#### Available data:

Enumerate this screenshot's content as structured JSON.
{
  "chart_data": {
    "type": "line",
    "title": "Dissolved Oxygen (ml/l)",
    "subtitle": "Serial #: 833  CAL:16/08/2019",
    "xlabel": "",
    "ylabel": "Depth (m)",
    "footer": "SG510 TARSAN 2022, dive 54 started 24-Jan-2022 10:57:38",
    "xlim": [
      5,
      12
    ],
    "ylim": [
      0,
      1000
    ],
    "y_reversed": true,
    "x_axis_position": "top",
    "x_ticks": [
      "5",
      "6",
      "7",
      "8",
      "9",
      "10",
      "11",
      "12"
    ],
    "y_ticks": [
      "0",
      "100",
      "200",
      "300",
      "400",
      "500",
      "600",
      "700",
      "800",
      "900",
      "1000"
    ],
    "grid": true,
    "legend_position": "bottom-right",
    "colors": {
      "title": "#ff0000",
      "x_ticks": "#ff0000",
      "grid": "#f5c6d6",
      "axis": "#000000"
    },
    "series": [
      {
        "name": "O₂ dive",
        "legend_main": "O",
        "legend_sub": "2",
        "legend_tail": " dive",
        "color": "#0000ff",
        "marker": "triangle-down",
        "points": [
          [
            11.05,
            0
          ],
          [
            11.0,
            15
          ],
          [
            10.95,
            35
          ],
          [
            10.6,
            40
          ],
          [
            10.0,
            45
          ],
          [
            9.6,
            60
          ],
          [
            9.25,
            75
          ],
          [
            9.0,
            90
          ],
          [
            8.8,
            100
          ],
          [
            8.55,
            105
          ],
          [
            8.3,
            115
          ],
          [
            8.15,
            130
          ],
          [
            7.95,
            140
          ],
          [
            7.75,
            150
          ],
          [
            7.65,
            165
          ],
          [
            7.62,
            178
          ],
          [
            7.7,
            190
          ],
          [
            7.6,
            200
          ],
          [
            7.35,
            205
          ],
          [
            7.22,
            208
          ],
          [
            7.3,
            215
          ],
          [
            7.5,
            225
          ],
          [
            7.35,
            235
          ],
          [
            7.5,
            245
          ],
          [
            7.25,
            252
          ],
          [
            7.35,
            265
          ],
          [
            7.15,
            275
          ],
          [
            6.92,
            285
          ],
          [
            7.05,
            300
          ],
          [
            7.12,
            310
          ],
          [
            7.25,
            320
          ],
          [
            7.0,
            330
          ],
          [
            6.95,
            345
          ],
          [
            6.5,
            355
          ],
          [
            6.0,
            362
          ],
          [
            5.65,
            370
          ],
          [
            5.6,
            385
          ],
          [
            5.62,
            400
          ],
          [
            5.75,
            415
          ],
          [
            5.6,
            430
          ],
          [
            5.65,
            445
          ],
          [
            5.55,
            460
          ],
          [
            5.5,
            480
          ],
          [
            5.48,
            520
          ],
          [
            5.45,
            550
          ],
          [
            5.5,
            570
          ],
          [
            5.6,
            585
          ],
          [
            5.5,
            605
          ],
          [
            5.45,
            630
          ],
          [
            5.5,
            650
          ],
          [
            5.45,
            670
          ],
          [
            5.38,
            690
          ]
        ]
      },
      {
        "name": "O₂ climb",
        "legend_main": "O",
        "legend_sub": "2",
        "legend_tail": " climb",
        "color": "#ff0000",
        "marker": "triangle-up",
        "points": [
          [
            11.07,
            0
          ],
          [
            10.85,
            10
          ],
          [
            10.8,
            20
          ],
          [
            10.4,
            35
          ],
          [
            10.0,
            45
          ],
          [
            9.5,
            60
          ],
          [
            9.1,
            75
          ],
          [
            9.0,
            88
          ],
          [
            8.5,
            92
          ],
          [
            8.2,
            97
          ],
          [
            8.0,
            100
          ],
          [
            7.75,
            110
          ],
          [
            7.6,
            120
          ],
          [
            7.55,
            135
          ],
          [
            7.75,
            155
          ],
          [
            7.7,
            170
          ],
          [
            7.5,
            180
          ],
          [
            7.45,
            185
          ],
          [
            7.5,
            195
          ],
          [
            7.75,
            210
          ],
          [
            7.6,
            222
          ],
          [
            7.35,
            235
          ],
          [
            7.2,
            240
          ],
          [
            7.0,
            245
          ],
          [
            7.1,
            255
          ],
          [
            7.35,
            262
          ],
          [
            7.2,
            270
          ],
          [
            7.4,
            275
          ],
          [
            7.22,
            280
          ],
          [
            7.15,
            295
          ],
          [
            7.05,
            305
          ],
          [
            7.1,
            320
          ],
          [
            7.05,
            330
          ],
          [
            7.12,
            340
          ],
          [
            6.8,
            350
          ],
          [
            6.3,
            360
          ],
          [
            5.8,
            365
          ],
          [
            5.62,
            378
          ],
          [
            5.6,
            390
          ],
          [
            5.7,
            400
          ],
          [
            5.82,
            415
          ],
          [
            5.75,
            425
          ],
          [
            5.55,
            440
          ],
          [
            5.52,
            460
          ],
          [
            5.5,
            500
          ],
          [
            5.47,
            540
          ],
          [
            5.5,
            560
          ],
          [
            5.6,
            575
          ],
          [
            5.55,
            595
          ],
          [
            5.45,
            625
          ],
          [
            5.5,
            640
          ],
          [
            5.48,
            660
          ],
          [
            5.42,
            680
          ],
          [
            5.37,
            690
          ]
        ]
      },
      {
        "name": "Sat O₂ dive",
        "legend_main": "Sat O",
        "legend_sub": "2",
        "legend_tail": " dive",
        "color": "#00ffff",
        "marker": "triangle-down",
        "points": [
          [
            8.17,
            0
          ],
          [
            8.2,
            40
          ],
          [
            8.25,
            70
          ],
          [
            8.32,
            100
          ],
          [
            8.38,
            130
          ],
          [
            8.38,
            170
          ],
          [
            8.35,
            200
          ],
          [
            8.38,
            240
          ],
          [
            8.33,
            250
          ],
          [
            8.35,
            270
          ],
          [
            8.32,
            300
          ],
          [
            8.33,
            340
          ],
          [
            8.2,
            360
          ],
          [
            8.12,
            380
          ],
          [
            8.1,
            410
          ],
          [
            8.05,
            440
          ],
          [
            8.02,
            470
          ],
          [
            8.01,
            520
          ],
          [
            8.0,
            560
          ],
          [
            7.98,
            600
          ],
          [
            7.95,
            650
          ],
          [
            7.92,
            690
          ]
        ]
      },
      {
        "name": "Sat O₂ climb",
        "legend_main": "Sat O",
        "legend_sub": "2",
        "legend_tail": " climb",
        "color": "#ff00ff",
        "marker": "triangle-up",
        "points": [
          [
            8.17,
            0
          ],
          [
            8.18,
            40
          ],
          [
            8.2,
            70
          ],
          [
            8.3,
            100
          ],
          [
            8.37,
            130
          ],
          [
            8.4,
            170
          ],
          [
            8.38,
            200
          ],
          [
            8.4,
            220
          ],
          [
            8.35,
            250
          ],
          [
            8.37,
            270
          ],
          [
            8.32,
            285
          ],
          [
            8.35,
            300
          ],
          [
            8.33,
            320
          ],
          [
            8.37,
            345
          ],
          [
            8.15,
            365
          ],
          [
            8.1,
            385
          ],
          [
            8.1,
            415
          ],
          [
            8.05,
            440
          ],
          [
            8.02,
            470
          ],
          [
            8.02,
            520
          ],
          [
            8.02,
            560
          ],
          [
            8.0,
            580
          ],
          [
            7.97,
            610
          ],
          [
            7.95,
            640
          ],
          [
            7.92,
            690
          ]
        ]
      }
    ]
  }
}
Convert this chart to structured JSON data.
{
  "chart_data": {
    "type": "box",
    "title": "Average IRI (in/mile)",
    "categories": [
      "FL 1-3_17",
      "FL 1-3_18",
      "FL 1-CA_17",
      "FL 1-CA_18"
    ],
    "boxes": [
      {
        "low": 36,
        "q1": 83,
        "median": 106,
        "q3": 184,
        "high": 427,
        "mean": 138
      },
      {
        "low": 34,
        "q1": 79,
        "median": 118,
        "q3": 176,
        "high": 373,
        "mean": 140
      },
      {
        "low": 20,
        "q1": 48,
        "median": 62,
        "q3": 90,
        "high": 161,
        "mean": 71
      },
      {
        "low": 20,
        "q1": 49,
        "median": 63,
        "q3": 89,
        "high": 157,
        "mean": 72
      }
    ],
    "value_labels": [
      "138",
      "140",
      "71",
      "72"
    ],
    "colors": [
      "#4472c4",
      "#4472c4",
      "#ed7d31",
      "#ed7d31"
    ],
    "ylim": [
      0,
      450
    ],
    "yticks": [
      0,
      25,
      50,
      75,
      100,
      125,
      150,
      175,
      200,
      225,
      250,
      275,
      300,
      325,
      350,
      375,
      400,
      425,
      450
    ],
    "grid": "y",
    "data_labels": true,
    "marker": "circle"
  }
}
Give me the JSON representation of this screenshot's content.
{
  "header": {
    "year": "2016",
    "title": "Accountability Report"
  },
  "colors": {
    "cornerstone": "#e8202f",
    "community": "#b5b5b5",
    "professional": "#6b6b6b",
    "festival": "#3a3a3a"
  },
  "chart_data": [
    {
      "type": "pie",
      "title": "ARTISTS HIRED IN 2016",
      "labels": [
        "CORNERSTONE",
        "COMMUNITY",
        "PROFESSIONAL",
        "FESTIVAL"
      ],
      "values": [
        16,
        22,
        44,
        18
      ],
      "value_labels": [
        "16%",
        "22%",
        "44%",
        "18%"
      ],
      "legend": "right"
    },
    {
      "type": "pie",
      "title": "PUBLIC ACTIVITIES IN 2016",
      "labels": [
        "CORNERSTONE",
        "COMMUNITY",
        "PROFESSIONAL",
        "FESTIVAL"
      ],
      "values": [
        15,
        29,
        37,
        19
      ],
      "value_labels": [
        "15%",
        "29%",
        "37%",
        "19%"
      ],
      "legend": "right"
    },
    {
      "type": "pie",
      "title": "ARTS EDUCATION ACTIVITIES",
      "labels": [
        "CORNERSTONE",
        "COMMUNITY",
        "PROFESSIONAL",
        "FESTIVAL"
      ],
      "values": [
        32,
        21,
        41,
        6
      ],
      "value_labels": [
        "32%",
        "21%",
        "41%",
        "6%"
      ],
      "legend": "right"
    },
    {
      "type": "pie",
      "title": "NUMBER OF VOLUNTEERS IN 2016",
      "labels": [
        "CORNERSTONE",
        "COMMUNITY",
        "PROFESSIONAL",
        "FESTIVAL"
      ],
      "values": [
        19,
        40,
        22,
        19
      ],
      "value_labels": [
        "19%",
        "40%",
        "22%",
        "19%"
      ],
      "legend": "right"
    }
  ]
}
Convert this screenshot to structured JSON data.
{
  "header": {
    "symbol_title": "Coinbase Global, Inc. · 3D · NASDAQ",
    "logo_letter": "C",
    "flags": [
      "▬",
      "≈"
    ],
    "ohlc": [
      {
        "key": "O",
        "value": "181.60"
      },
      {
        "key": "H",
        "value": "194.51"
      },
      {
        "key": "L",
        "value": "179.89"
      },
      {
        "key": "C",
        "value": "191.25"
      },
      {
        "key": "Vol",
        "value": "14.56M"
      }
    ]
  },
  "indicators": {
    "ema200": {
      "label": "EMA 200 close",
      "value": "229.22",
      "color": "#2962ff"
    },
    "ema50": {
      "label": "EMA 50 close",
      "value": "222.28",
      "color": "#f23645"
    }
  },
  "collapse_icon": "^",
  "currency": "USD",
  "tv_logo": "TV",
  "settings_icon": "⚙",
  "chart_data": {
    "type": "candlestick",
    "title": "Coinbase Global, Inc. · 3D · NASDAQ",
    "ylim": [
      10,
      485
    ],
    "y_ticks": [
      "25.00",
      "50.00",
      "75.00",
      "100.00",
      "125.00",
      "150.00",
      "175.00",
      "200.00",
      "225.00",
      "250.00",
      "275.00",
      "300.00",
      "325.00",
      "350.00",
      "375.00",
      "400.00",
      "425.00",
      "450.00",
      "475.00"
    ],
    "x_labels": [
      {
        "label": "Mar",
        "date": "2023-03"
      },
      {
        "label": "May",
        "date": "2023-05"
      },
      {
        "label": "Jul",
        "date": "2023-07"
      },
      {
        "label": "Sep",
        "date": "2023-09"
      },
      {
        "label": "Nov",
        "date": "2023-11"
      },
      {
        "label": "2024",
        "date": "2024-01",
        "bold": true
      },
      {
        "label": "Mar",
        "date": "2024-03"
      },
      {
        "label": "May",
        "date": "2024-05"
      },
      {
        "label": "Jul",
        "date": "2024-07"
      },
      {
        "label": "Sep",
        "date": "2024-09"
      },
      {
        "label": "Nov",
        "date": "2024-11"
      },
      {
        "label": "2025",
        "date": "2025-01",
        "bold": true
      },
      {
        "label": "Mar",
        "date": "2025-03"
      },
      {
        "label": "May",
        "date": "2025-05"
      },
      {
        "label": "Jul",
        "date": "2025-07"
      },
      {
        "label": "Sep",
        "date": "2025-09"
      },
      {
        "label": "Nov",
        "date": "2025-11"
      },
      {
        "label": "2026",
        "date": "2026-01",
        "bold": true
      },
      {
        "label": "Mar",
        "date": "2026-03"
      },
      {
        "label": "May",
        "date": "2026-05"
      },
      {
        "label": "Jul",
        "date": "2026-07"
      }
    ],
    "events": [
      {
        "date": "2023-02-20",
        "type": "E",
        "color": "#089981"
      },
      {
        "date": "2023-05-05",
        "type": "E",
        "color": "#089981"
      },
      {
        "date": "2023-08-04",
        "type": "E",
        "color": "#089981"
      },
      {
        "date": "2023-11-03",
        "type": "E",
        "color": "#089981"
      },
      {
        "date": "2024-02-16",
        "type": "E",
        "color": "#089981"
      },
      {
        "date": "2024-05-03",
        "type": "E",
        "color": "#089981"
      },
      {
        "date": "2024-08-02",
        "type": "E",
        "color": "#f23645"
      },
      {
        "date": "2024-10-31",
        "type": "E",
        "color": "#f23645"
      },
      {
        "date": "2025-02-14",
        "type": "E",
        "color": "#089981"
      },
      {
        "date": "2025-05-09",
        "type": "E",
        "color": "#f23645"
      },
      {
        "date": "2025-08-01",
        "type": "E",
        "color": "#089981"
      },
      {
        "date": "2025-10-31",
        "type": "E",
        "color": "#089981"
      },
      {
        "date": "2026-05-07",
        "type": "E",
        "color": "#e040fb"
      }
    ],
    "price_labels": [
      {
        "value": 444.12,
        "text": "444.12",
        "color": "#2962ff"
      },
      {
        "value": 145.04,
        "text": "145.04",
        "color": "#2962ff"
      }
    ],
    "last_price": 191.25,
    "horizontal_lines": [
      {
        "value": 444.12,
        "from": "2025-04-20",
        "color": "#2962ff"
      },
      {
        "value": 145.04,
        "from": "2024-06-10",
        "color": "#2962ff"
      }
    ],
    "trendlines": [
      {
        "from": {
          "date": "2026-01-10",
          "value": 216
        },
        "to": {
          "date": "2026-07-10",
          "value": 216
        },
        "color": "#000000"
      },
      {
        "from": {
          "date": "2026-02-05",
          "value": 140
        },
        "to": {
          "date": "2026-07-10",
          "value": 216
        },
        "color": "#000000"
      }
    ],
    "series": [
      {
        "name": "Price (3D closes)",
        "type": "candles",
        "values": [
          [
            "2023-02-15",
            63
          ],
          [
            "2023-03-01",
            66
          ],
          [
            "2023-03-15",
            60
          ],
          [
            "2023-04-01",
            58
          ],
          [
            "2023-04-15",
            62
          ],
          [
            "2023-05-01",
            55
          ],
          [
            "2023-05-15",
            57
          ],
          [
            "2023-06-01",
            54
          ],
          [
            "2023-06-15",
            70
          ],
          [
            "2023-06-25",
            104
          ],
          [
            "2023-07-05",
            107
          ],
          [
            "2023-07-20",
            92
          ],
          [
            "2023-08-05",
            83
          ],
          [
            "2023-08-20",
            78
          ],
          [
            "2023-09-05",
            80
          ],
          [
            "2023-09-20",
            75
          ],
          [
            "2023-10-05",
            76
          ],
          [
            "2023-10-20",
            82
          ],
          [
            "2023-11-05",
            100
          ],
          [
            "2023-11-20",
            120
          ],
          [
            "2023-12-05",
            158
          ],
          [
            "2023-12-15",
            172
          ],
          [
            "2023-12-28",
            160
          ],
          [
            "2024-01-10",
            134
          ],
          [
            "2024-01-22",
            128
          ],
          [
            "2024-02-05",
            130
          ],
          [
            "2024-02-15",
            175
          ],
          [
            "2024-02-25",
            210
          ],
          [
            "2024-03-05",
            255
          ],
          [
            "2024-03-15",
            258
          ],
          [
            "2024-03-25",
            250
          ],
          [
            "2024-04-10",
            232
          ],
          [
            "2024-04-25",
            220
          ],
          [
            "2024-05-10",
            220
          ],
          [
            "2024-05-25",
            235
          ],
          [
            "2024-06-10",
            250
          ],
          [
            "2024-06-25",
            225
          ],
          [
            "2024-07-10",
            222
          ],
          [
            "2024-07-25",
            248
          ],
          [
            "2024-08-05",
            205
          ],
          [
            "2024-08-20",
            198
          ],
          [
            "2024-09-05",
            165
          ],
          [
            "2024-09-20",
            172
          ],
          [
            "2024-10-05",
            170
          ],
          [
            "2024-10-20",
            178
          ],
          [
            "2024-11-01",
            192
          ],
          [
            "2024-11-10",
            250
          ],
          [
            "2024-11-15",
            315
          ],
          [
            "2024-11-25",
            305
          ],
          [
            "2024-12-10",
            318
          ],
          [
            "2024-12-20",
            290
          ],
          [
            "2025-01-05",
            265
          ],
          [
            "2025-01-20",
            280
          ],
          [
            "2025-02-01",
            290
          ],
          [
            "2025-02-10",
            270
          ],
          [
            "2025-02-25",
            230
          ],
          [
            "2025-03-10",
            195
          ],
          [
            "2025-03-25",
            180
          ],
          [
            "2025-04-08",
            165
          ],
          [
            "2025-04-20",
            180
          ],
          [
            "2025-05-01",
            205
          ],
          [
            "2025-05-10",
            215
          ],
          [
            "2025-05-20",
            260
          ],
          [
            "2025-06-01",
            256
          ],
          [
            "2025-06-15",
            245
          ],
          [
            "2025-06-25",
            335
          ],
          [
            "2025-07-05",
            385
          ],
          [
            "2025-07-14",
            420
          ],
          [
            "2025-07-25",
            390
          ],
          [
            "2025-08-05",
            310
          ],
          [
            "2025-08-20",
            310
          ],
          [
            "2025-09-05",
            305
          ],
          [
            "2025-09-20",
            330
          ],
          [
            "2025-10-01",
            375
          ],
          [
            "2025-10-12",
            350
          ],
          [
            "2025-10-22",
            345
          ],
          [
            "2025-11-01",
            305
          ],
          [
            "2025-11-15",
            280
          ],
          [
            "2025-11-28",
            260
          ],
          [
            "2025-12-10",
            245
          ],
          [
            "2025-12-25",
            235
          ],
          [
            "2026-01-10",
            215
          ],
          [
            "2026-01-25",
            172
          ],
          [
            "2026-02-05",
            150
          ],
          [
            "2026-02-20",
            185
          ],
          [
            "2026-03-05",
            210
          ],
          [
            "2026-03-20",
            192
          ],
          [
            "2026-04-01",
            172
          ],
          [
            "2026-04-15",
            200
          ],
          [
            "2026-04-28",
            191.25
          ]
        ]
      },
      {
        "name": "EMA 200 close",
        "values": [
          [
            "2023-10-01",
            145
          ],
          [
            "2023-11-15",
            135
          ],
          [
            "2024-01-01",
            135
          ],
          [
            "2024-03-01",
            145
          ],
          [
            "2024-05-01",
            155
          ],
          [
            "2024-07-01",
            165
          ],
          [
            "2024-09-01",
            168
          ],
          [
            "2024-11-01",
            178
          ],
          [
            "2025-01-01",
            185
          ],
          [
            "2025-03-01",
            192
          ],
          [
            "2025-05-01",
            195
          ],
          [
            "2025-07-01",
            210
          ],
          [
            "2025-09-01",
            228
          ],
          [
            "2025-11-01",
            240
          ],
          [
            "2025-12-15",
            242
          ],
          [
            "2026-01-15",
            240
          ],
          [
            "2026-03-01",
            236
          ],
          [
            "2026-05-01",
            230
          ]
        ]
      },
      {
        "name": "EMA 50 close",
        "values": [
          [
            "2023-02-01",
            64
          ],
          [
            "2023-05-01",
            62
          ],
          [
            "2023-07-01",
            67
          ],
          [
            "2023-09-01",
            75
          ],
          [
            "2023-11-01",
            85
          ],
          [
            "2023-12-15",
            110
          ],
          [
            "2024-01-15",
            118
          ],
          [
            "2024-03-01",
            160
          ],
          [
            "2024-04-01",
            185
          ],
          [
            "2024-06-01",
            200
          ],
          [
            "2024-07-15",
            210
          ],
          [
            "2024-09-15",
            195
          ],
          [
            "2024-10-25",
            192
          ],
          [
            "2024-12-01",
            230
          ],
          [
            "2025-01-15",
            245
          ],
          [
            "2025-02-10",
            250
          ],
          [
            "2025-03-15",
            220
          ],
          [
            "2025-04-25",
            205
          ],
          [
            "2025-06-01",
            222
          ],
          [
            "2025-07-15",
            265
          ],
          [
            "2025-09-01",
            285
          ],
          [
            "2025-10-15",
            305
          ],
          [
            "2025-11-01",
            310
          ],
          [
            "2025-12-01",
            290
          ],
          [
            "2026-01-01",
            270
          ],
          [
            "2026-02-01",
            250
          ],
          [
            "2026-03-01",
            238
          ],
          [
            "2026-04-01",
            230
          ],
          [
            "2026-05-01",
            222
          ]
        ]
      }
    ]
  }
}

#### Exercise directions:
Identify each line in the records above containing the word "climb"; copy those lines.

#### Worked solution:
        "name": "O₂ climb",
        "legend_tail": " climb",
        "name": "Sat O₂ climb",
        "legend_tail": " climb",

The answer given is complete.